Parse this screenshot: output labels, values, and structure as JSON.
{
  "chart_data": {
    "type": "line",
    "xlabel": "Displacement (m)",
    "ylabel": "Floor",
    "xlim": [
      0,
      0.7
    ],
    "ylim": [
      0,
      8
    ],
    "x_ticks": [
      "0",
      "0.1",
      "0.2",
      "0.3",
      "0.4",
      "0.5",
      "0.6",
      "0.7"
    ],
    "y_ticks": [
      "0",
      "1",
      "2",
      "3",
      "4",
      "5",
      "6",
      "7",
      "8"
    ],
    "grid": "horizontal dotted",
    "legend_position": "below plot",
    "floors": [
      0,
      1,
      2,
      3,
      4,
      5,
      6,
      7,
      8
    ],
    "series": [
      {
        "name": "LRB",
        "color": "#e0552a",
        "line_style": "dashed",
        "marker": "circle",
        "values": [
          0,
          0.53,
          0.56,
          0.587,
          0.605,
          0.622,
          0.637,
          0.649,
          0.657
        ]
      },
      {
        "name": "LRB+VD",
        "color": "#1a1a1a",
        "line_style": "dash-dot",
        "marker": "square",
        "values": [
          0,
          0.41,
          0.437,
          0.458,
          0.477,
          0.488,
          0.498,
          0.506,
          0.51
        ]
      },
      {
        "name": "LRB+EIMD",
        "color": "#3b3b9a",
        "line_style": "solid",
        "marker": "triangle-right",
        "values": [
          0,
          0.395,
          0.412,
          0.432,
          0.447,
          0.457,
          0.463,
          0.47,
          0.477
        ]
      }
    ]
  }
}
───
> [Directions] Can you give every line above again, exactly as written?

> [Written answer]
Parse this screenshot: output labels, values, and structure as JSON.
{
  "chart_data": {
    "type": "line",
    "xlabel": "Displacement (m)",
    "ylabel": "Floor",
    "xlim": [
      0,
      0.7
    ],
    "ylim": [
      0,
      8
    ],
    "x_ticks": [
      "0",
      "0.1",
      "0.2",
      "0.3",
      "0.4",
      "0.5",
      "0.6",
      "0.7"
    ],
    "y_ticks": [
      "0",
      "1",
      "2",
      "3",
      "4",
      "5",
      "6",
      "7",
      "8"
    ],
    "grid": "horizontal dotted",
    "legend_position": "below plot",
    "floors": [
      0,
      1,
      2,
      3,
      4,
      5,
      6,
      7,
      8
    ],
    "series": [
      {
        "name": "LRB",
        "color": "#e0552a",
        "line_style": "dashed",
        "marker": "circle",
        "values": [
          0,
          0.53,
          0.56,
          0.587,
          0.605,
          0.622,
          0.637,
          0.649,
          0.657
        ]
      },
      {
        "name": "LRB+VD",
        "color": "#1a1a1a",
        "line_style": "dash-dot",
        "marker": "square",
        "values": [
          0,
          0.41,
          0.437,
          0.458,
          0.477,
          0.488,
          0.498,
          0.506,
          0.51
        ]
      },
      {
        "name": "LRB+EIMD",
        "color": "#3b3b9a",
        "line_style": "solid",
        "marker": "triangle-right",
        "values": [
          0,
          0.395,
          0.412,
          0.432,
          0.447,
          0.457,
          0.463,
          0.47,
          0.477
        ]
      }
    ]
  }
}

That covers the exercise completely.